§ Required work: Put every line from each of the rows below into a Markdown table with the columns "No." and "Line," numbering the lines in order and leaving out blank lines.

[Listings of elements and boxes]
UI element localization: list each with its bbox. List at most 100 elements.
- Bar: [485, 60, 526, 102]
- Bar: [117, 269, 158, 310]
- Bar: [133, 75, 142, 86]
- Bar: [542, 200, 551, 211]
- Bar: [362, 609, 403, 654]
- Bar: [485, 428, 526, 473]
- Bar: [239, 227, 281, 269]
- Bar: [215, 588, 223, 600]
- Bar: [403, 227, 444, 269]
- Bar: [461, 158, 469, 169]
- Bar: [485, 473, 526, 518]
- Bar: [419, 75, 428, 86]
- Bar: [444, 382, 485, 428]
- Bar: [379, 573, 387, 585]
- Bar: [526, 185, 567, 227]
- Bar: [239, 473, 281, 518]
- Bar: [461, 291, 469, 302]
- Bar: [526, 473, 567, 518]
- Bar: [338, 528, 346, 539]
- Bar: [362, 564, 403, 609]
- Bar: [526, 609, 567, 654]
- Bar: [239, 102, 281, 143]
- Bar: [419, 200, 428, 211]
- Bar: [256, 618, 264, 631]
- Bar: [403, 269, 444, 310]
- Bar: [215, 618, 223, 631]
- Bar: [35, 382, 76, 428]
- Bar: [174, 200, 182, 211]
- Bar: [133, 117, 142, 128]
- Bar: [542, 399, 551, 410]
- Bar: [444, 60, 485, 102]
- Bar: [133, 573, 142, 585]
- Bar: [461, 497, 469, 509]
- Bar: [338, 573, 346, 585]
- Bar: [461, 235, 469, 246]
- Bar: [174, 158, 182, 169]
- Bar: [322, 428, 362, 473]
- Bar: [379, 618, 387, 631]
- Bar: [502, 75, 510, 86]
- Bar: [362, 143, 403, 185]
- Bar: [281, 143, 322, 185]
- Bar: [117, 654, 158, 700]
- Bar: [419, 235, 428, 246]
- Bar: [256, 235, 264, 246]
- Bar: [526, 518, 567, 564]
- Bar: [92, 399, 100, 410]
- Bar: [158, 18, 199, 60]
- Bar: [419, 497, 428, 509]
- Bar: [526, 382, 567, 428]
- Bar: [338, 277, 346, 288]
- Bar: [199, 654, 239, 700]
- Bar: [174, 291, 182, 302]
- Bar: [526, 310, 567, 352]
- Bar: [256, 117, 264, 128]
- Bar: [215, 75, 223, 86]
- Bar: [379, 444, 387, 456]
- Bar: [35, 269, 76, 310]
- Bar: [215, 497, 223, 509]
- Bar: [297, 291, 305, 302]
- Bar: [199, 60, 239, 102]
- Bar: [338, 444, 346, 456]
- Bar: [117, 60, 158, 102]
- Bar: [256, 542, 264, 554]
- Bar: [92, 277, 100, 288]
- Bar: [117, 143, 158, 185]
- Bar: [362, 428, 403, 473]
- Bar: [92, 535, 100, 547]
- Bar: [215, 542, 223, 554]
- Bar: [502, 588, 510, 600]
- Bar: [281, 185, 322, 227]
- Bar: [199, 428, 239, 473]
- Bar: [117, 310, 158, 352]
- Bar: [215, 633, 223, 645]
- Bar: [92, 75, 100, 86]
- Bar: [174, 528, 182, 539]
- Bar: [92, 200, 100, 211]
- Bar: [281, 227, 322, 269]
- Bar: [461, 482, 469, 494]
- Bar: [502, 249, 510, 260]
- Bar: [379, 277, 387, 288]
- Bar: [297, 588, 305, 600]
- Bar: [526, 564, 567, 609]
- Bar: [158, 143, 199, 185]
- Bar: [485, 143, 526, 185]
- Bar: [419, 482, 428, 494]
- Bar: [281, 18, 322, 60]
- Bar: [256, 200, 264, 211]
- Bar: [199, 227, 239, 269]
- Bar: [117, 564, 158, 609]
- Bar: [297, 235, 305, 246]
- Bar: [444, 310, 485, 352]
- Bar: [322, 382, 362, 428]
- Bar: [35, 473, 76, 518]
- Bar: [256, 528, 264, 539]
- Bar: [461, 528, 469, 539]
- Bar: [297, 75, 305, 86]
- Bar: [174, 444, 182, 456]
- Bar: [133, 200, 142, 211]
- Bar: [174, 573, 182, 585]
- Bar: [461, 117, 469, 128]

§ Expected answer:
| No. | Line |
|---|---|
| 1 | UI element localization: list each with its bbox. List at most 100 elements. |
| 2 | - Bar: [485, 60, 526, 102] |
| 3 | - Bar: [117, 269, 158, 310] |
| 4 | - Bar: [133, 75, 142, 86] |
| 5 | - Bar: [542, 200, 551, 211] |
| 6 | - Bar: [362, 609, 403, 654] |
| 7 | - Bar: [485, 428, 526, 473] |
| 8 | - Bar: [239, 227, 281, 269] |
| 9 | - Bar: [215, 588, 223, 600] |
| 10 | - Bar: [403, 227, 444, 269] |
| 11 | - Bar: [461, 158, 469, 169] |
| 12 | - Bar: [485, 473, 526, 518] |
| 13 | - Bar: [419, 75, 428, 86] |
| 14 | - Bar: [444, 382, 485, 428] |
| 15 | - Bar: [379, 573, 387, 585] |
| 16 | - Bar: [526, 185, 567, 227] |
| 17 | - Bar: [239, 473, 281, 518] |
| 18 | - Bar: [461, 291, 469, 302] |
| 19 | - Bar: [526, 473, 567, 518] |
| 20 | - Bar: [338, 528, 346, 539] |
| 21 | - Bar: [362, 564, 403, 609] |
| 22 | - Bar: [526, 609, 567, 654] |
| 23 | - Bar: [239, 102, 281, 143] |
| 24 | - Bar: [419, 200, 428, 211] |
| 25 | - Bar: [256, 618, 264, 631] |
| 26 | - Bar: [403, 269, 444, 310] |
| 27 | - Bar: [215, 618, 223, 631] |
| 28 | - Bar: [35, 382, 76, 428] |
| 29 | - Bar: [174, 200, 182, 211] |
| 30 | - Bar: [133, 117, 142, 128] |
| 31 | - Bar: [542, 399, 551, 410] |
| 32 | - Bar: [444, 60, 485, 102] |
| 33 | - Bar: [133, 573, 142, 585] |
| 34 | - Bar: [461, 497, 469, 509] |
| 35 | - Bar: [338, 573, 346, 585] |
| 36 | - Bar: [461, 235, 469, 246] |
| 37 | - Bar: [174, 158, 182, 169] |
| 38 | - Bar: [322, 428, 362, 473] |
| 39 | - Bar: [379, 618, 387, 631] |
| 40 | - Bar: [502, 75, 510, 86] |
| 41 | - Bar: [362, 143, 403, 185] |
| 42 | - Bar: [281, 143, 322, 185] |
| 43 | - Bar: [117, 654, 158, 700] |
| 44 | - Bar: [419, 235, 428, 246] |
| 45 | - Bar: [256, 235, 264, 246] |
| 46 | - Bar: [526, 518, 567, 564] |
| 47 | - Bar: [92, 399, 100, 410] |
| 48 | - Bar: [158, 18, 199, 60] |
| 49 | - Bar: [419, 497, 428, 509] |
| 50 | - Bar: [526, 382, 567, 428] |
| 51 | - Bar: [338, 277, 346, 288] |
| 52 | - Bar: [199, 654, 239, 700] |
| 53 | - Bar: [174, 291, 182, 302] |
| 54 | - Bar: [526, 310, 567, 352] |
| 55 | - Bar: [256, 117, 264, 128] |
| 56 | - Bar: [215, 75, 223, 86] |
| 57 | - Bar: [379, 444, 387, 456] |
| 58 | - Bar: [35, 269, 76, 310] |
| 59 | - Bar: [215, 497, 223, 509] |
| 60 | - Bar: [297, 291, 305, 302] |
| 61 | - Bar: [199, 60, 239, 102] |
| 62 | - Bar: [338, 444, 346, 456] |
| 63 | - Bar: [117, 60, 158, 102] |
| 64 | - Bar: [256, 542, 264, 554] |
| 65 | - Bar: [92, 277, 100, 288] |
| 66 | - Bar: [117, 143, 158, 185] |
| 67 | - Bar: [362, 428, 403, 473] |
| 68 | - Bar: [92, 535, 100, 547] |
| 69 | - Bar: [215, 542, 223, 554] |
| 70 | - Bar: [502, 588, 510, 600] |
| 71 | - Bar: [281, 185, 322, 227] |
| 72 | - Bar: [199, 428, 239, 473] |
| 73 | - Bar: [117, 310, 158, 352] |
| 74 | - Bar: [215, 633, 223, 645] |
| 75 | - Bar: [92, 75, 100, 86] |
| 76 | - Bar: [174, 528, 182, 539] |
| 77 | - Bar: [92, 200, 100, 211] |
| 78 | - Bar: [281, 227, 322, 269] |
| 79 | - Bar: [461, 482, 469, 494] |
| 80 | - Bar: [502, 249, 510, 260] |
| 81 | - Bar: [379, 277, 387, 288] |
| 82 | - Bar: [297, 588, 305, 600] |
| 83 | - Bar: [526, 564, 567, 609] |
| 84 | - Bar: [158, 143, 199, 185] |
| 85 | - Bar: [485, 143, 526, 185] |
| 86 | - Bar: [419, 482, 428, 494] |
| 87 | - Bar: [281, 18, 322, 60] |
| 88 | - Bar: [256, 200, 264, 211] |
| 89 | - Bar: [199, 227, 239, 269] |
| 90 | - Bar: [117, 564, 158, 609] |
| 91 | - Bar: [297, 235, 305, 246] |
| 92 | - Bar: [444, 310, 485, 352] |
| 93 | - Bar: [322, 382, 362, 428] |
| 94 | - Bar: [35, 473, 76, 518] |
| 95 | - Bar: [256, 528, 264, 539] |
| 96 | - Bar: [461, 528, 469, 539] |
| 97 | - Bar: [297, 75, 305, 86] |
| 98 | - Bar: [174, 444, 182, 456] |
| 99 | - Bar: [133, 200, 142, 211] |
| 100 | - Bar: [174, 573, 182, 585] |
| 101 | - Bar: [461, 117, 469, 128] |